- _WHAT THE TASK ASKS_
Transcribe word for word the stretch of the sugar passage below from "The manner of" through "brought to us.".

[TEXT BLOCK]

Sugar is also a very lovely and pleasing plant and a peculiar kind of a miraculously growing honey, namely, the juice or marrow of a reed plant of great sweetness (though honey is said to exceed it in sweetness). It was first brought to us from Arabia and India, but these days also grows commonly in many islands such as Rhodes, Cyprus, the Canary and Fortunate Islands and many other places including (as I have reported) in Italy. Such pleasant, sweet juice of sugar is said to have been entirely unknown to the ancient physicians Dioscurides, Galen, Paul and others and was a new discovery of the Arab physicians. From them, it gained such a reputation and general usage that it did not stay confined to the pharmacy for medicines, but was especially passed on to cooks in the kitchen and is used in all kinds of dishes and especially in foreign beverages which court taste by being mixed in the most indulgent fashion. Thus arose the saying: Sugar spoils no dish.
The manner of the plant that produces this lovely sweet juice is, as stated above, a kind of reed from which the juice is taken and boiled and clarified many times so that it turns snow white. Inn the end, it is poured into great ‘hats’ (cones) which are then brought to us.
Sugar is of cold and moist nature in the first degree. It purges, loosens and diffuses as was said of honey (above), except that it does not raise a thirst as it is the way of honey. The stomach also does not develop an itching or burning (heartburn) from it as it does with honey. It stills and softens the belly and serves the chest and lungs as much as the bladder and kidney. The older the sugar is, the better it becomes in warmth, fineness and subtlety, but it becomes damaging to the head.
When sugar is dissolved in water and boiled, it receives coldness and is gentled in its heat. That is why it can always be given with convenient moist and useful waters (distilled herbal waters) when it is provided as medicine, especially in confits (Confecttäfelin) so that it receives their virtues and powers.
The smoke of sugar burned on glowing coals and taken in by the nose stills the powerful flows of the head. That is why sugar is also useful in medicinal incenses (Rauchkärtzlin) and pastilles which are produced for their pleasing scent.

[/TEXT BLOCK]
[ENTRIES SHOWN]

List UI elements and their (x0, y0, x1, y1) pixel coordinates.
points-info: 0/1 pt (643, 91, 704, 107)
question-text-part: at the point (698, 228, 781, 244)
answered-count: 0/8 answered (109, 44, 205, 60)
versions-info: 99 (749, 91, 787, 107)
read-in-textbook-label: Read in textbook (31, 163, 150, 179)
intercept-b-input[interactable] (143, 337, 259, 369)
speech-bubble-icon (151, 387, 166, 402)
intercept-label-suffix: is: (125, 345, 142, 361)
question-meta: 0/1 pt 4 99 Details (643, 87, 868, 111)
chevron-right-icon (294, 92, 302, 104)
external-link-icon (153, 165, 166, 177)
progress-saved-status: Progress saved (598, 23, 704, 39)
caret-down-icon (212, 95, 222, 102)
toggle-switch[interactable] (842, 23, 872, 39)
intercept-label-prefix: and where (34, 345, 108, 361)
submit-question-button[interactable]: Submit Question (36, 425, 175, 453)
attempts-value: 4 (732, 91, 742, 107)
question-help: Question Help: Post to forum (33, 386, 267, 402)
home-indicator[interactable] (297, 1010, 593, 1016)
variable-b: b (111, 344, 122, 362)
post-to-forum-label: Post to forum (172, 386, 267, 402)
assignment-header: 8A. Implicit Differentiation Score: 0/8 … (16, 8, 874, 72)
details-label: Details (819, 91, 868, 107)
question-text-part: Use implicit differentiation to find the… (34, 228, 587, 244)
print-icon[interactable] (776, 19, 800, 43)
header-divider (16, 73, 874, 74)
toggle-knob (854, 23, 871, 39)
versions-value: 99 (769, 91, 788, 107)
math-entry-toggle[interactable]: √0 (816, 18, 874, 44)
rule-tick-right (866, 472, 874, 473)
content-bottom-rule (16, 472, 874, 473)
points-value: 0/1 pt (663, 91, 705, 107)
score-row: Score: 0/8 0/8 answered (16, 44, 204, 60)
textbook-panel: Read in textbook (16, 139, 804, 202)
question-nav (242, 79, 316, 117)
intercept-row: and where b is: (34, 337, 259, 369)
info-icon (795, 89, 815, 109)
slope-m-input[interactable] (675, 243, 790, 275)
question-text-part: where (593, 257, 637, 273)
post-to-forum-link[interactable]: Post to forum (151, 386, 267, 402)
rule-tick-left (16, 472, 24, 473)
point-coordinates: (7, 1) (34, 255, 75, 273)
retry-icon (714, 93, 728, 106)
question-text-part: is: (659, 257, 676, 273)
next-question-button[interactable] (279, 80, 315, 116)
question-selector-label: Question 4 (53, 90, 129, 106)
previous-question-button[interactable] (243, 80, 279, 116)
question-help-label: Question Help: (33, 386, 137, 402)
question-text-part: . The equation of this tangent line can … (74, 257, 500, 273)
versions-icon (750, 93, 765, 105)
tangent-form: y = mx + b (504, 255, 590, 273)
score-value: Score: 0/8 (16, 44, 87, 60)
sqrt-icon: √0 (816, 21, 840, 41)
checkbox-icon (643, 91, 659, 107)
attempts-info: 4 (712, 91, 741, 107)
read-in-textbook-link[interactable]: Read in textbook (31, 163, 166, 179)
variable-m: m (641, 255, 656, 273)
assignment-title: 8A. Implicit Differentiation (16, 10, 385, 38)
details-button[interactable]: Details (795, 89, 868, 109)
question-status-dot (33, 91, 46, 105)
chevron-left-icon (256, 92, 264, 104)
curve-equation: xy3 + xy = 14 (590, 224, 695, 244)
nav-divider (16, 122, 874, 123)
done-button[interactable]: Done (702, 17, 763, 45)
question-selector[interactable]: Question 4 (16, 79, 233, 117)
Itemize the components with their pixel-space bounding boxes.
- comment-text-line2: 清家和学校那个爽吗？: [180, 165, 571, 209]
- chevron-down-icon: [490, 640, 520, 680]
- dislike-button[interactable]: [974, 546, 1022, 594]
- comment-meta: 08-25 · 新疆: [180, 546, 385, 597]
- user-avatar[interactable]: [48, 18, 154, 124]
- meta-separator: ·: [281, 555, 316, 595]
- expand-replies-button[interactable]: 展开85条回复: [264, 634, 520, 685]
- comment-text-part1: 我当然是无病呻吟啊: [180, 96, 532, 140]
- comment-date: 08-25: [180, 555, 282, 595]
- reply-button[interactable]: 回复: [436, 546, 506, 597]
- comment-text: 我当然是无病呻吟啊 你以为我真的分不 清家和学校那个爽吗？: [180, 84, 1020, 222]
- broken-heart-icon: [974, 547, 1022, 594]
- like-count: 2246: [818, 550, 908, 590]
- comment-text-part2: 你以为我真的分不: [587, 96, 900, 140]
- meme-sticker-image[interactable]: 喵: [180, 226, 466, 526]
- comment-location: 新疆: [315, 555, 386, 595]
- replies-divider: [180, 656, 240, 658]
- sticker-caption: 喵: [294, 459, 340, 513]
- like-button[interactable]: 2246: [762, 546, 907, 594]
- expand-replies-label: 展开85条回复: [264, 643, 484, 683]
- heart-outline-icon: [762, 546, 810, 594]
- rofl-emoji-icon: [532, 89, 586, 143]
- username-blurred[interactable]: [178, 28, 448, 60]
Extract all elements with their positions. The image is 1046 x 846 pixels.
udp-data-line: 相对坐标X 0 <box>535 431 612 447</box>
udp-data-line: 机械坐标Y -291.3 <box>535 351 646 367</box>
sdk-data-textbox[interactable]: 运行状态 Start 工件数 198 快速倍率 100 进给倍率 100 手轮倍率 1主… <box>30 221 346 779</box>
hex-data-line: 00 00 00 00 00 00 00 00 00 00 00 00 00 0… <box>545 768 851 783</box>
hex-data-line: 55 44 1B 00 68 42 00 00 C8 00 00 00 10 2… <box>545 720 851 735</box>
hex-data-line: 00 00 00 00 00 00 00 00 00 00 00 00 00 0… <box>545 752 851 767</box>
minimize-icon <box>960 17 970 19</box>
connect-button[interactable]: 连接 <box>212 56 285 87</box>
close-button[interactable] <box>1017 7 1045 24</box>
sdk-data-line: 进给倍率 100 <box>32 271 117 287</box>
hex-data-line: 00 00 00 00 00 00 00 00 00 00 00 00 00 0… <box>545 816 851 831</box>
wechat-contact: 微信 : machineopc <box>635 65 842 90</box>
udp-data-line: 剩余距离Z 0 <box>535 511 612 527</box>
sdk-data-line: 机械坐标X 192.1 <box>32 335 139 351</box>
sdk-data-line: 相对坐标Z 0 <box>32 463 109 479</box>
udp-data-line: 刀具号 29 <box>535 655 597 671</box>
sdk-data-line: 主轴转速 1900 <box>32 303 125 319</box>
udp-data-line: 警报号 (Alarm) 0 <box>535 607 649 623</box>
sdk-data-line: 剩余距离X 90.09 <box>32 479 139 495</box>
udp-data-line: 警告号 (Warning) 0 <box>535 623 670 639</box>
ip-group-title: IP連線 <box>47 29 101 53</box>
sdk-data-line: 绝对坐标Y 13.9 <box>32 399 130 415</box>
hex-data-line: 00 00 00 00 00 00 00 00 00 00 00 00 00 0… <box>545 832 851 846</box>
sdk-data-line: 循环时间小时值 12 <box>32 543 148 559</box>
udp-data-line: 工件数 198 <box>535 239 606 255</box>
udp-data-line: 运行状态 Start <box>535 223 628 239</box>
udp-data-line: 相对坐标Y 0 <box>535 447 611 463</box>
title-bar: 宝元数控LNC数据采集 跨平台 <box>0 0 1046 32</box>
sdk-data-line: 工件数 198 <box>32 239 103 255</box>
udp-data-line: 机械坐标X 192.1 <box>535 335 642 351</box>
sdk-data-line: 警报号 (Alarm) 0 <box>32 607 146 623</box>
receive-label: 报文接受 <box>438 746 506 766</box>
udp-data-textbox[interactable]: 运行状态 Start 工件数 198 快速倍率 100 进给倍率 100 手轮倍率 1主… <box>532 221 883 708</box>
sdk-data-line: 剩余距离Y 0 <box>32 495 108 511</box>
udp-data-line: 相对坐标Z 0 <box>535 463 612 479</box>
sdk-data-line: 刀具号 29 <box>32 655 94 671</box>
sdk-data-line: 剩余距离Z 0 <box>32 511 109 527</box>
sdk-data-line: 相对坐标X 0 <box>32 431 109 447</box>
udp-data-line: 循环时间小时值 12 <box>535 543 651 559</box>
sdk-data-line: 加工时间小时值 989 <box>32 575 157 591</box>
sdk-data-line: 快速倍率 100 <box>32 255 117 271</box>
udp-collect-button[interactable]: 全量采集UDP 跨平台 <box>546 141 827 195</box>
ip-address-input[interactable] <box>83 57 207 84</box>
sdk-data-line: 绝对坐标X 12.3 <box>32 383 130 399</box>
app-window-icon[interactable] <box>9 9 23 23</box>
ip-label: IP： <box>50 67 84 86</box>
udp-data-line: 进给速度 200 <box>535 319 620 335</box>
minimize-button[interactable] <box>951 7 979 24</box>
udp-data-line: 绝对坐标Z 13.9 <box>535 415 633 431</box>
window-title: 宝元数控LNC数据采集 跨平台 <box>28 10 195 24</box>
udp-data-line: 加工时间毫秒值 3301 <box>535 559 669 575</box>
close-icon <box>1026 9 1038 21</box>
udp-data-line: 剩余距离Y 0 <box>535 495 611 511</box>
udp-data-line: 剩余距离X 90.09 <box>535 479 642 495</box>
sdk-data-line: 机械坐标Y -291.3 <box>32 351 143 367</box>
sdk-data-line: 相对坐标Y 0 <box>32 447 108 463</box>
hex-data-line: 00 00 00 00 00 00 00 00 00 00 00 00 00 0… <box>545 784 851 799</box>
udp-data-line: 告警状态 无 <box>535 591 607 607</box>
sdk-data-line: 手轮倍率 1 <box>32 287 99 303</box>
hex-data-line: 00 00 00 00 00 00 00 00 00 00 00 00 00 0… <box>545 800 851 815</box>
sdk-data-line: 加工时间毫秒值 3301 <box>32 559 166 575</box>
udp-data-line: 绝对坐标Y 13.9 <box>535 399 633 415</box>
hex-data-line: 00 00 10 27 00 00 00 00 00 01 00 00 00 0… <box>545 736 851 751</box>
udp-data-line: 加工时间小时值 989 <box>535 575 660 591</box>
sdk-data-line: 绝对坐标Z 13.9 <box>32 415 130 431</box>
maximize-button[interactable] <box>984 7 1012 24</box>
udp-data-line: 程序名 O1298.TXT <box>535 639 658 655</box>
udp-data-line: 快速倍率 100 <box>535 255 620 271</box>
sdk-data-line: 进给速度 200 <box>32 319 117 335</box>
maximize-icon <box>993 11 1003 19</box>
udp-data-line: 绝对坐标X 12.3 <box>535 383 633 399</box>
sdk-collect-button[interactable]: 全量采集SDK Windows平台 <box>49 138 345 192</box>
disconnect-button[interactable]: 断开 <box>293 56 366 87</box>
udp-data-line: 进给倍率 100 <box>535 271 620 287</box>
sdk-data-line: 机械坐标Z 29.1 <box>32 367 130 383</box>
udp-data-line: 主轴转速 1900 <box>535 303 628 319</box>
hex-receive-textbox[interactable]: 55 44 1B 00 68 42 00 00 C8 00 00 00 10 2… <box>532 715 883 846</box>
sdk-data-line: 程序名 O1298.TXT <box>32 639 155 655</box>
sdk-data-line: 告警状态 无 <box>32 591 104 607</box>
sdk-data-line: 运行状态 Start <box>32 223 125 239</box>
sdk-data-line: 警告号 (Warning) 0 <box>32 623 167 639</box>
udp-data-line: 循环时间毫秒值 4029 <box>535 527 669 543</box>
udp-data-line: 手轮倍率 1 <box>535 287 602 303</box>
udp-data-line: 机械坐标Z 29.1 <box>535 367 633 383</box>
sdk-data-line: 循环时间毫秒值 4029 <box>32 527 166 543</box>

[/ENTRIES SHOWN]

- _TASK RESULT_
The manner of the plant that produces this lovely sweet juice is, as stated above, a kind of reed from which the juice is taken and boiled and clarified many times so that it turns snow white. Inn the end, it is poured into great ‘hats’ (cones) which are then brought to us.